start Exercise inputs

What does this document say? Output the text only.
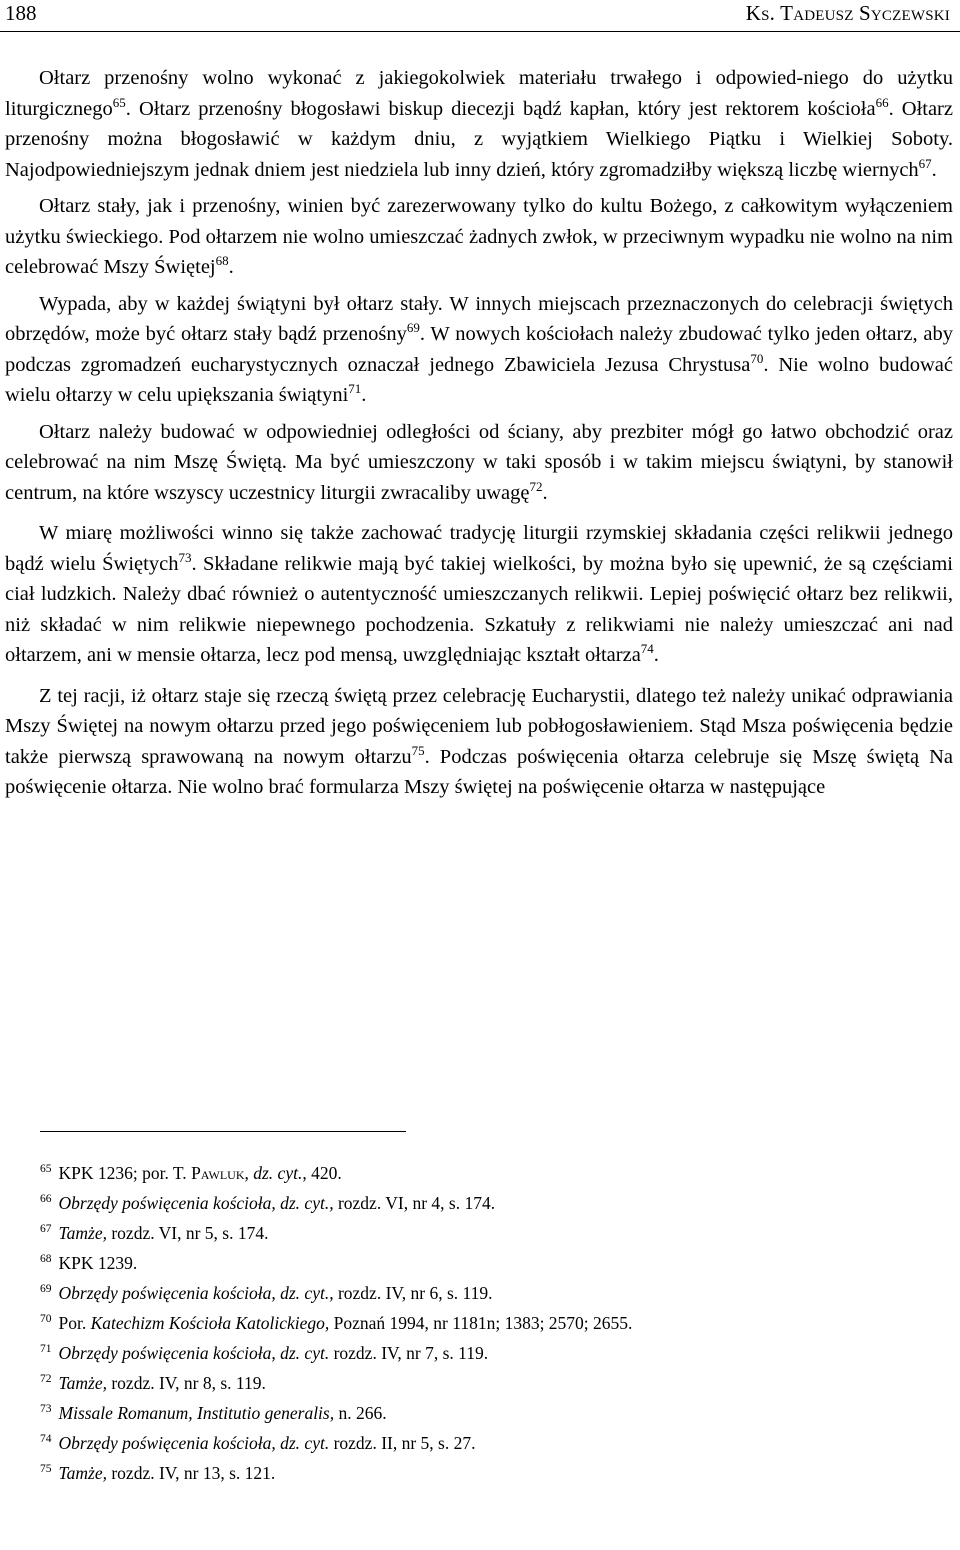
188	Ks. Tadeusz Syczewski

Ołtarz przenośny wolno wykonać z jakiegokolwiek materiału trwałego i odpowied-niego do użytku liturgicznego$^{65}$. Ołtarz przenośny błogosławi biskup diecezji bądź kapłan, który jest rektorem kościoła$^{66}$. Ołtarz przenośny można błogosławić w każdym dniu, z wyjątkiem Wielkiego Piątku i Wielkiej Soboty. Najodpowiedniejszym jednak dniem jest niedziela lub inny dzień, który zgromadziłby większą liczbę wiernych$^{67}$.

Ołtarz stały, jak i przenośny, winien być zarezerwowany tylko do kultu Bożego, z całkowitym wyłączeniem użytku świeckiego. Pod ołtarzem nie wolno umieszczać żadnych zwłok, w przeciwnym wypadku nie wolno na nim celebrować Mszy Świętej$^{68}$.

Wypada, aby w każdej świątyni był ołtarz stały. W innych miejscach przeznaczonych do celebracji świętych obrzędów, może być ołtarz stały bądź przenośny$^{69}$. W nowych kościołach należy zbudować tylko jeden ołtarz, aby podczas zgromadzeń eucharystycznych oznaczał jednego Zbawiciela Jezusa Chrystusa$^{70}$. Nie wolno budować wielu ołtarzy w celu upiększania świątyni$^{71}$.

Ołtarz należy budować w odpowiedniej odległości od ściany, aby prezbiter mógł go łatwo obchodzić oraz celebrować na nim Mszę Świętą. Ma być umieszczony w taki sposób i w takim miejscu świątyni, by stanowił centrum, na które wszyscy uczestnicy liturgii zwracaliby uwagę$^{72}$.

W miarę możliwości winno się także zachować tradycję liturgii rzymskiej składania części relikwii jednego bądź wielu Świętych$^{73}$. Składane relikwie mają być takiej wielkości, by można było się upewnić, że są częściami ciał ludzkich. Należy dbać również o autentyczność umieszczanych relikwii. Lepiej poświęcić ołtarz bez relikwii, niż składać w nim relikwie niepewnego pochodzenia. Szkatuły z relikwiami nie należy umieszczać ani nad ołtarzem, ani w mensie ołtarza, lecz pod mensą, uwzględniając kształt ołtarza$^{74}$.

Z tej racji, iż ołtarz staje się rzeczą świętą przez celebrację Eucharystii, dlatego też należy unikać odprawiania Mszy Świętej na nowym ołtarzu przed jego poświęceniem lub pobłogosławieniem. Stąd Msza poświęcenia będzie także pierwszą sprawowaną na nowym ołtarzu$^{75}$. Podczas poświęcenia ołtarza celebruje się Mszę świętą Na poświęcenie ołtarza. Nie wolno brać formularza Mszy świętej na poświęcenie ołtarza w następujące

$^{65}$ KPK 1236; por. T. Pawluk, dz. cyt., 420.
$^{66}$ Obrzędy poświęcenia kościoła, dz. cyt., rozdz. VI, nr 4, s. 174.
$^{67}$ Tamże, rozdz. VI, nr 5, s. 174.
$^{68}$ KPK 1239.
$^{69}$ Obrzędy poświęcenia kościoła, dz. cyt., rozdz. IV, nr 6, s. 119.
$^{70}$ Por. Katechizm Kościoła Katolickiego, Poznań 1994, nr 1181n; 1383; 2570; 2655.
$^{71}$ Obrzędy poświęcenia kościoła, dz. cyt. rozdz. IV, nr 7, s. 119.
$^{72}$ Tamże, rozdz. IV, nr 8, s. 119.
$^{73}$ Missale Romanum, Institutio generalis, n. 266.
$^{74}$ Obrzędy poświęcenia kościoła, dz. cyt. rozdz. II, nr 5, s. 27.
$^{75}$ Tamże, rozdz. IV, nr 13, s. 121.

end Exercise inputs

## The request
Read the entries and pick out all lines that include the word "jednego".

## Answer below
Wypada, aby w każdej świątyni był ołtarz stały. W innych miejscach przeznaczonych do celebracji świętych obrzędów, może być ołtarz stały bądź przenośny$^{69}$. W nowych kościołach należy zbudować tylko jeden ołtarz, aby podczas zgromadzeń eucharystycznych oznaczał jednego Zbawiciela Jezusa Chrystusa$^{70}$. Nie wolno budować wielu ołtarzy w celu upiększania świątyni$^{71}$.
W miarę możliwości winno się także zachować tradycję liturgii rzymskiej składania części relikwii jednego bądź wielu Świętych$^{73}$. Składane relikwie mają być takiej wielkości, by można było się upewnić, że są częściami ciał ludzkich. Należy dbać również o autentyczność umieszczanych relikwii. Lepiej poświęcić ołtarz bez relikwii, niż składać w nim relikwie niepewnego pochodzenia. Szkatuły z relikwiami nie należy umieszczać ani nad ołtarzem, ani w mensie ołtarza, lecz pod mensą, uwzględniając kształt ołtarza$^{74}$.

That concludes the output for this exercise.